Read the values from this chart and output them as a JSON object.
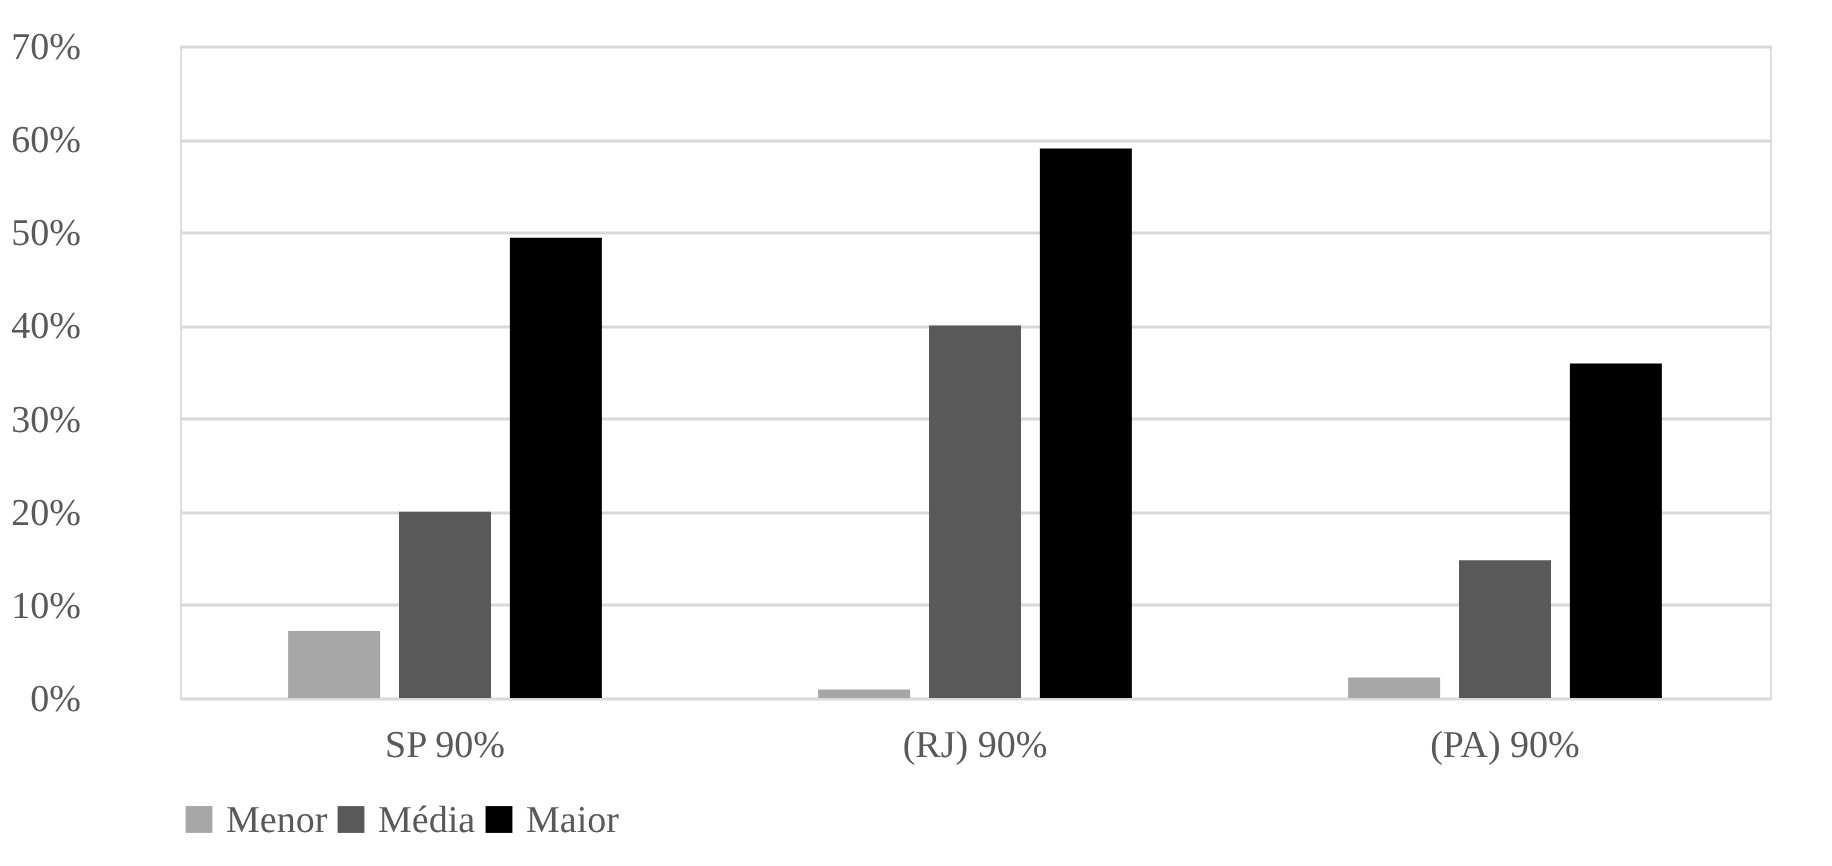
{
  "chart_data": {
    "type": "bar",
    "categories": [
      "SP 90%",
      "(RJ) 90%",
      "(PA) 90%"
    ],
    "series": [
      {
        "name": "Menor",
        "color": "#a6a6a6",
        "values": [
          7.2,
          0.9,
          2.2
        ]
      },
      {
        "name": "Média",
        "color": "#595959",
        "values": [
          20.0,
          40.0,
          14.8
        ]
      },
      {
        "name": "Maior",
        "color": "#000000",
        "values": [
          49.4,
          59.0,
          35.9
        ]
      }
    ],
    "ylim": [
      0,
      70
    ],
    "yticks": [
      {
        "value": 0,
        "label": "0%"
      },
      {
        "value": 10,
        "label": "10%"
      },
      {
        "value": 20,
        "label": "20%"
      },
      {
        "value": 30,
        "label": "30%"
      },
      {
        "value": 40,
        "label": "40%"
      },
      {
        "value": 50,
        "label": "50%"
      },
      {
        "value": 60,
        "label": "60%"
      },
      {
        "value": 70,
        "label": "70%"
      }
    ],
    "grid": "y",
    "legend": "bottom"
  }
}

============

* [What is asked]: Pictures don't belong in the copy. Restate all the entries exactly.

* [Reply to the exercise]:
Read the values from this chart and output them as a JSON object.
{
  "chart_data": {
    "type": "bar",
    "categories": [
      "SP 90%",
      "(RJ) 90%",
      "(PA) 90%"
    ],
    "series": [
      {
        "name": "Menor",
        "color": "#a6a6a6",
        "values": [
          7.2,
          0.9,
          2.2
        ]
      },
      {
        "name": "Média",
        "color": "#595959",
        "values": [
          20.0,
          40.0,
          14.8
        ]
      },
      {
        "name": "Maior",
        "color": "#000000",
        "values": [
          49.4,
          59.0,
          35.9
        ]
      }
    ],
    "ylim": [
      0,
      70
    ],
    "yticks": [
      {
        "value": 0,
        "label": "0%"
      },
      {
        "value": 10,
        "label": "10%"
      },
      {
        "value": 20,
        "label": "20%"
      },
      {
        "value": 30,
        "label": "30%"
      },
      {
        "value": 40,
        "label": "40%"
      },
      {
        "value": 50,
        "label": "50%"
      },
      {
        "value": 60,
        "label": "60%"
      },
      {
        "value": 70,
        "label": "70%"
      }
    ],
    "grid": "y",
    "legend": "bottom"
  }
}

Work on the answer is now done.